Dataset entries
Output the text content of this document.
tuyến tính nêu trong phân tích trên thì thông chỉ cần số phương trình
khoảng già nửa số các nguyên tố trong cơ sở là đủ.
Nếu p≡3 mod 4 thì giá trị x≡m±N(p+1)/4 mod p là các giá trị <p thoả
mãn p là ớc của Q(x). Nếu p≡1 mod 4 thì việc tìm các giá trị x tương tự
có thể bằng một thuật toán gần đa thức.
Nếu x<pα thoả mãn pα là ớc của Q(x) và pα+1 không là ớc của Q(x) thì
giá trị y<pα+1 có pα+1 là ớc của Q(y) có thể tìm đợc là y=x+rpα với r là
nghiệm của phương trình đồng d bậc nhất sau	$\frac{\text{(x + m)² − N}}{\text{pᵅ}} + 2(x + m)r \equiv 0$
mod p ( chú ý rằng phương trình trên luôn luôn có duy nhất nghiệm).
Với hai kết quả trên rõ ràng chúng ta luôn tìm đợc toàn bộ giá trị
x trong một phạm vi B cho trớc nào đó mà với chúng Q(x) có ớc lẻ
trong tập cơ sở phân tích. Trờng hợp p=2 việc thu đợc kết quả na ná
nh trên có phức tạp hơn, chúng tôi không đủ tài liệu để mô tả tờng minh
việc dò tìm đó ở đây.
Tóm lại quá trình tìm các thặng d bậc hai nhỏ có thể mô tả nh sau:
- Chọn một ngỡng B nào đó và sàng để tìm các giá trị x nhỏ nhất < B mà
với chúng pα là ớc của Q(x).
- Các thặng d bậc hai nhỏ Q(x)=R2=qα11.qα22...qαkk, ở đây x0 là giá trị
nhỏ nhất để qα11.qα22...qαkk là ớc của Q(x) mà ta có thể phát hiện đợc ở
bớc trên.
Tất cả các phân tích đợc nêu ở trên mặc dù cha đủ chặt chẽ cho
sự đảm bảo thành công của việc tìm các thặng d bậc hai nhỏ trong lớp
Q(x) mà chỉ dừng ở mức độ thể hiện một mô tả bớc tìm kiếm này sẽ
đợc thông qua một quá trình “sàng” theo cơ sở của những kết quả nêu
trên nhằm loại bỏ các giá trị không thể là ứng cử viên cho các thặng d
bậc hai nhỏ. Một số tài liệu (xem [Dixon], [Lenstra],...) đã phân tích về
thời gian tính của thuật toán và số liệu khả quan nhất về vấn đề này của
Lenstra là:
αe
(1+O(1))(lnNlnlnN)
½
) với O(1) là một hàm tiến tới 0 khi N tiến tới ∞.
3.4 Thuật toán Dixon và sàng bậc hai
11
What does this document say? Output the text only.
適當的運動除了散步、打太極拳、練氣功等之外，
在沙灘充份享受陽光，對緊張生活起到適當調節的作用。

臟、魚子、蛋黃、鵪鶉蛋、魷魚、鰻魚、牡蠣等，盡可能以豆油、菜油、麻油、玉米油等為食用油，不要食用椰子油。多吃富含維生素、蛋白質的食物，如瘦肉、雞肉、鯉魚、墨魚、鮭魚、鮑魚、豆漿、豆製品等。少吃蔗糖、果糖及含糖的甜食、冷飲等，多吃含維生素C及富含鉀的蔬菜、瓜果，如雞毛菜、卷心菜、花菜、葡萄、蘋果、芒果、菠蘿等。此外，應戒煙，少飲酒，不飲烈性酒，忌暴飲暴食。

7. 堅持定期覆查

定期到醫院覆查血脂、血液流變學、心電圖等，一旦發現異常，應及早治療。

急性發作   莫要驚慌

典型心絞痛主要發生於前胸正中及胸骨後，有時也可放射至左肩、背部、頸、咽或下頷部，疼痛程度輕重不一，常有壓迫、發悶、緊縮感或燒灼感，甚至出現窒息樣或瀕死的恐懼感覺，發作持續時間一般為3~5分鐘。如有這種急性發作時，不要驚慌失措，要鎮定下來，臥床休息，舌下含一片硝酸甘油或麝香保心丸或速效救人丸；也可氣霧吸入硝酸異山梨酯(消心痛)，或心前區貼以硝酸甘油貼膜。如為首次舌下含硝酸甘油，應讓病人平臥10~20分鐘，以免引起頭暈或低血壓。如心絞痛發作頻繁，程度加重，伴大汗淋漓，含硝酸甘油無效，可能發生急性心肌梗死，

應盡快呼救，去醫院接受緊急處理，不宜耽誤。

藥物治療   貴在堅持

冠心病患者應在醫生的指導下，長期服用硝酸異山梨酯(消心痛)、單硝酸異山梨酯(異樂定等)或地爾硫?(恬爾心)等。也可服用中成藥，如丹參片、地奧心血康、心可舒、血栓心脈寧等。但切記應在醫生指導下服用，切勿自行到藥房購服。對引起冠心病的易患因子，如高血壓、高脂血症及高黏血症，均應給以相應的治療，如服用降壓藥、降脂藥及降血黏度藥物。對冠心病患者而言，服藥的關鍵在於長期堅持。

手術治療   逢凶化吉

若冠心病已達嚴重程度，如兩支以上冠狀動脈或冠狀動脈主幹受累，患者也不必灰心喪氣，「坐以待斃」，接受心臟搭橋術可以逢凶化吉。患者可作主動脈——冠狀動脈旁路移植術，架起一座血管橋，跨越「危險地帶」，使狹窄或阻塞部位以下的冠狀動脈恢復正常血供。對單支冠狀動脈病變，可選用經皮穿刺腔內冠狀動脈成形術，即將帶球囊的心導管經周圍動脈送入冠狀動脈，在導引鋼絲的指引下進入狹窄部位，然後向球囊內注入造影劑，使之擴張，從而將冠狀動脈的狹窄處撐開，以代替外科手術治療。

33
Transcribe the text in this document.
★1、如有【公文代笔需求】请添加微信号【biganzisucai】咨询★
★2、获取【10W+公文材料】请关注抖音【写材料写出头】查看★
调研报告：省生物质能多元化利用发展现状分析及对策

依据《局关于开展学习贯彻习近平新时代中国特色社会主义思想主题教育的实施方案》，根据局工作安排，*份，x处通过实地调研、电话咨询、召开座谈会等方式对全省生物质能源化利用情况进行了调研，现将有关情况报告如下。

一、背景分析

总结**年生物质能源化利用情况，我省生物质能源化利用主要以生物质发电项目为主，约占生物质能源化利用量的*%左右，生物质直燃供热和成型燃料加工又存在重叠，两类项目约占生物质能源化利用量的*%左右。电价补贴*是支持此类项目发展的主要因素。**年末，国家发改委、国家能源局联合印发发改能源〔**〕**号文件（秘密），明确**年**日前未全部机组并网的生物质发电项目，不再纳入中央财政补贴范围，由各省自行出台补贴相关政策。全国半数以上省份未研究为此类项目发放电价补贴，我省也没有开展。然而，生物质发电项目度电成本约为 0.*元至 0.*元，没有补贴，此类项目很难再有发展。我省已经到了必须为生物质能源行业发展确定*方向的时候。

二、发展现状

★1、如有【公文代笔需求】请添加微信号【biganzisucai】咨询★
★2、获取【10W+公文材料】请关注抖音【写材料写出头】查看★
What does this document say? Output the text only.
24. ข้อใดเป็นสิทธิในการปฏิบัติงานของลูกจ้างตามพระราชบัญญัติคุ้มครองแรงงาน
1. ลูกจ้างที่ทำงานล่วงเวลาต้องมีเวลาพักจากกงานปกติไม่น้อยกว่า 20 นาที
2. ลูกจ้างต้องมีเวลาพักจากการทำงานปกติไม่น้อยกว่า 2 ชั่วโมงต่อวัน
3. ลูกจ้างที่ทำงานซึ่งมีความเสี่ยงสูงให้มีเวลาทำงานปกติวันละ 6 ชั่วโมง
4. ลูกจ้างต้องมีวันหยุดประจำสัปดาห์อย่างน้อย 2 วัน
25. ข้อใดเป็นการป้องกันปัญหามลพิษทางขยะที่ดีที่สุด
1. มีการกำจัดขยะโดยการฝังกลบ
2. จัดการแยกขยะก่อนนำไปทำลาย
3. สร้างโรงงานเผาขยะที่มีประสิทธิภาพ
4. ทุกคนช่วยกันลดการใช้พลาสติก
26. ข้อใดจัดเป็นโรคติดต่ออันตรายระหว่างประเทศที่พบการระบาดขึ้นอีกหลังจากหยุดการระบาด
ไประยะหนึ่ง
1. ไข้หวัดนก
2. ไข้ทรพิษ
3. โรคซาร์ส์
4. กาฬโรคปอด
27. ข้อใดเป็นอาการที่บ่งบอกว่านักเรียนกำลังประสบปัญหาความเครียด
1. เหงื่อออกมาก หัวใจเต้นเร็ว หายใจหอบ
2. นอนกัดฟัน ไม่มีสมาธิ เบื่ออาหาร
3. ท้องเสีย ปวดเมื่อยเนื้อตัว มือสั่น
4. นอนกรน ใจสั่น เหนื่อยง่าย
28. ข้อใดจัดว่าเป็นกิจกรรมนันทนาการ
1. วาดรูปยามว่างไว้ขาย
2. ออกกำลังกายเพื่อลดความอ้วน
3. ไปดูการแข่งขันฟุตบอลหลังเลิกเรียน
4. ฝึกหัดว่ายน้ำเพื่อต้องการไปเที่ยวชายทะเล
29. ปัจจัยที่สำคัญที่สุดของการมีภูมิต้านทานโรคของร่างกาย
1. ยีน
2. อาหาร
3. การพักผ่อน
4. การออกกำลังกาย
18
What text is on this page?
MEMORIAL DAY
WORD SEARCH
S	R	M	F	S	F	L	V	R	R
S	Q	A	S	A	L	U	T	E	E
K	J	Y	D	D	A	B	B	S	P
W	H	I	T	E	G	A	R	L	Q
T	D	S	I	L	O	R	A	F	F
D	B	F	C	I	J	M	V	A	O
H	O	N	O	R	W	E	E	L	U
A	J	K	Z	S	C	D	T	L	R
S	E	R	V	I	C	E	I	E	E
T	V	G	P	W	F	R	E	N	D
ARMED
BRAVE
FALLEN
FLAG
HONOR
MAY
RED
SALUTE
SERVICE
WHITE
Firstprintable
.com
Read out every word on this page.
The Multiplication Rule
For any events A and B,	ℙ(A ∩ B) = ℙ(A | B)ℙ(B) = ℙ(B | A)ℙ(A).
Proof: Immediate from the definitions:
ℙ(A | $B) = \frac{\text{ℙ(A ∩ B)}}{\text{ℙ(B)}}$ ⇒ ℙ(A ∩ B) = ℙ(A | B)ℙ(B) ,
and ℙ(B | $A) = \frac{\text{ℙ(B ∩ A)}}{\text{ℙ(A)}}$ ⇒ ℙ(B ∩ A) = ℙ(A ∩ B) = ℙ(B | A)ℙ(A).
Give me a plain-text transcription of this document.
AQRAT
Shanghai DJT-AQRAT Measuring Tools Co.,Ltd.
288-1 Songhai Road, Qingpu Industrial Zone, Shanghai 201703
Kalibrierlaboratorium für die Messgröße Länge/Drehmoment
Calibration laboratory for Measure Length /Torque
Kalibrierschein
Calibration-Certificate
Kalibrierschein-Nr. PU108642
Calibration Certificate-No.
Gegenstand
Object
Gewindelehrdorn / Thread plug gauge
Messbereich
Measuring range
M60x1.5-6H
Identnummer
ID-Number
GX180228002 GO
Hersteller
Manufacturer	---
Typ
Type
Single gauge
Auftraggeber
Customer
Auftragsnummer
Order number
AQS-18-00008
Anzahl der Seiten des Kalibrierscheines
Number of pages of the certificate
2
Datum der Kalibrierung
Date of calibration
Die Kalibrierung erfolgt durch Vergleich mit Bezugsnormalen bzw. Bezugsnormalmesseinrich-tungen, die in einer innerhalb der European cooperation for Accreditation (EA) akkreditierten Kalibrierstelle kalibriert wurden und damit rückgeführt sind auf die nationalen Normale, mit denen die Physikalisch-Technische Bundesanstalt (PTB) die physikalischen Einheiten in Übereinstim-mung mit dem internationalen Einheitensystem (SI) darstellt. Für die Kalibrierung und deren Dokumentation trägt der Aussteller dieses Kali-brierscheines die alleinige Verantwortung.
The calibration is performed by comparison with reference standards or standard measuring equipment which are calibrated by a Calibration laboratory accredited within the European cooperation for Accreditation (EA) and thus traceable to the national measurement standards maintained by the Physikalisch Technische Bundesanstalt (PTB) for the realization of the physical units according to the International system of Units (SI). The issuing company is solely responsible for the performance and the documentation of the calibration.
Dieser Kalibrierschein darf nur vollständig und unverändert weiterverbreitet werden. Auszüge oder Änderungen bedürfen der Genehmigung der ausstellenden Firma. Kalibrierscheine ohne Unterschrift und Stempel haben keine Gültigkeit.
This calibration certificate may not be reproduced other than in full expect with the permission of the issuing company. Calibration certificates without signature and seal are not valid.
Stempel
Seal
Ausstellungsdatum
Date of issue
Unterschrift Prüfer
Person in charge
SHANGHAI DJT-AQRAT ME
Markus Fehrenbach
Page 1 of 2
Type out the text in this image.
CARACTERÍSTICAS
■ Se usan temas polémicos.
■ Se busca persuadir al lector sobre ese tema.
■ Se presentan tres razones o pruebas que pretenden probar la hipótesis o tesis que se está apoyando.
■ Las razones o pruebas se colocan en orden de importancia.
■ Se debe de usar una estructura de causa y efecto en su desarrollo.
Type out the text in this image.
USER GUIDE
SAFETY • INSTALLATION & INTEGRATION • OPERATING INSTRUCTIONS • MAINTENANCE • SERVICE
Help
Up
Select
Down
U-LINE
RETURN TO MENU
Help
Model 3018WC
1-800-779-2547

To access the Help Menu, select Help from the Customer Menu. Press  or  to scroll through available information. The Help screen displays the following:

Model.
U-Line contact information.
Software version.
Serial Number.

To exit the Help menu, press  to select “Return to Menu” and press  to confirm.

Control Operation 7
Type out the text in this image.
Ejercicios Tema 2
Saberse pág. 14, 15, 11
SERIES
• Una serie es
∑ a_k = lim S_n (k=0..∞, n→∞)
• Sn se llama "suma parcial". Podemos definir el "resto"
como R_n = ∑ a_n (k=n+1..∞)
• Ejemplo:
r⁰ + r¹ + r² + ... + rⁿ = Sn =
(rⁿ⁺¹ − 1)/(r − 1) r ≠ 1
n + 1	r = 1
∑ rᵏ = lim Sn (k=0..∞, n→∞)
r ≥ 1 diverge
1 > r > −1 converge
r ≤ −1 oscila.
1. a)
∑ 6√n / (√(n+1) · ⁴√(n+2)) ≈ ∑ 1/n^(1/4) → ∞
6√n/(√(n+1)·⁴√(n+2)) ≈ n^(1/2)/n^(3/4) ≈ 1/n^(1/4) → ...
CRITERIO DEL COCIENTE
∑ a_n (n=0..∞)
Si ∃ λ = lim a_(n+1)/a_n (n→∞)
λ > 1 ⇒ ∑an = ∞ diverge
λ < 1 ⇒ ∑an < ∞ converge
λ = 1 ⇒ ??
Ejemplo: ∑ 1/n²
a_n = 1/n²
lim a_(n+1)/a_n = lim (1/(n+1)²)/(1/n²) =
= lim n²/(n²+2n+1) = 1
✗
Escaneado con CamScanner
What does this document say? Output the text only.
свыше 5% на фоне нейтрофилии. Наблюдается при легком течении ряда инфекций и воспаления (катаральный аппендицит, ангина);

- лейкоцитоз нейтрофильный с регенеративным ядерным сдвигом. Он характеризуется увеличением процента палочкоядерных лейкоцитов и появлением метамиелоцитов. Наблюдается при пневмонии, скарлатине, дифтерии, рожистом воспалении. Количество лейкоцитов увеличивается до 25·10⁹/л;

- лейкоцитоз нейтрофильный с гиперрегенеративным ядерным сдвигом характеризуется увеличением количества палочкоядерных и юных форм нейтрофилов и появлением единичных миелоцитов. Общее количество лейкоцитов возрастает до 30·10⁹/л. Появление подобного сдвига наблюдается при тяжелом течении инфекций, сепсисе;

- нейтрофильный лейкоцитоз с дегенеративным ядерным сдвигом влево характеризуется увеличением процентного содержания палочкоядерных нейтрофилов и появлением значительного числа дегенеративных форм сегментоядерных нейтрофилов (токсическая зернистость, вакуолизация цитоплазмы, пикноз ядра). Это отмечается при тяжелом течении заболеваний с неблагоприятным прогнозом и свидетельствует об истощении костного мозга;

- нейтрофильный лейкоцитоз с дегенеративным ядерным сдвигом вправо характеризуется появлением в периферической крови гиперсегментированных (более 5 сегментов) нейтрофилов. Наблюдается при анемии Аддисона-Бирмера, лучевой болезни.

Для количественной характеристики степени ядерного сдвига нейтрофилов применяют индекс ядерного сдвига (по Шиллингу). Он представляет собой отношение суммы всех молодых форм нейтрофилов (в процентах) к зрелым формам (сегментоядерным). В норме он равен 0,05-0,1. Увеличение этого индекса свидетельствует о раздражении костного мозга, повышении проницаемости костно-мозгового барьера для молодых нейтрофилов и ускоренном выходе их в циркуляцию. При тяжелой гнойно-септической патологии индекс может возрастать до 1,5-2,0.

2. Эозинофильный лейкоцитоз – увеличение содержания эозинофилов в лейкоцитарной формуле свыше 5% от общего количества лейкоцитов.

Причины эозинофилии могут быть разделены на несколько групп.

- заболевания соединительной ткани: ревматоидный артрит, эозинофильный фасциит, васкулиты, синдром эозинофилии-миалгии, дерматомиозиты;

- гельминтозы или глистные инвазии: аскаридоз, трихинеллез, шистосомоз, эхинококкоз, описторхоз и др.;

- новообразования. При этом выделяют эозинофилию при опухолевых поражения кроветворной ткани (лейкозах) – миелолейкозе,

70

What you will do » Check the data for the word "อใดจ" and pull out the lines that have it.

Exercise result »
26. ข้อใดจัดเป็นโรคติดต่ออันตรายระหว่างประเทศที่พบการระบาดขึ้นอีกหลังจากหยุดการระบาด
28. ข้อใดจัดว่าเป็นกิจกรรมนันทนาการ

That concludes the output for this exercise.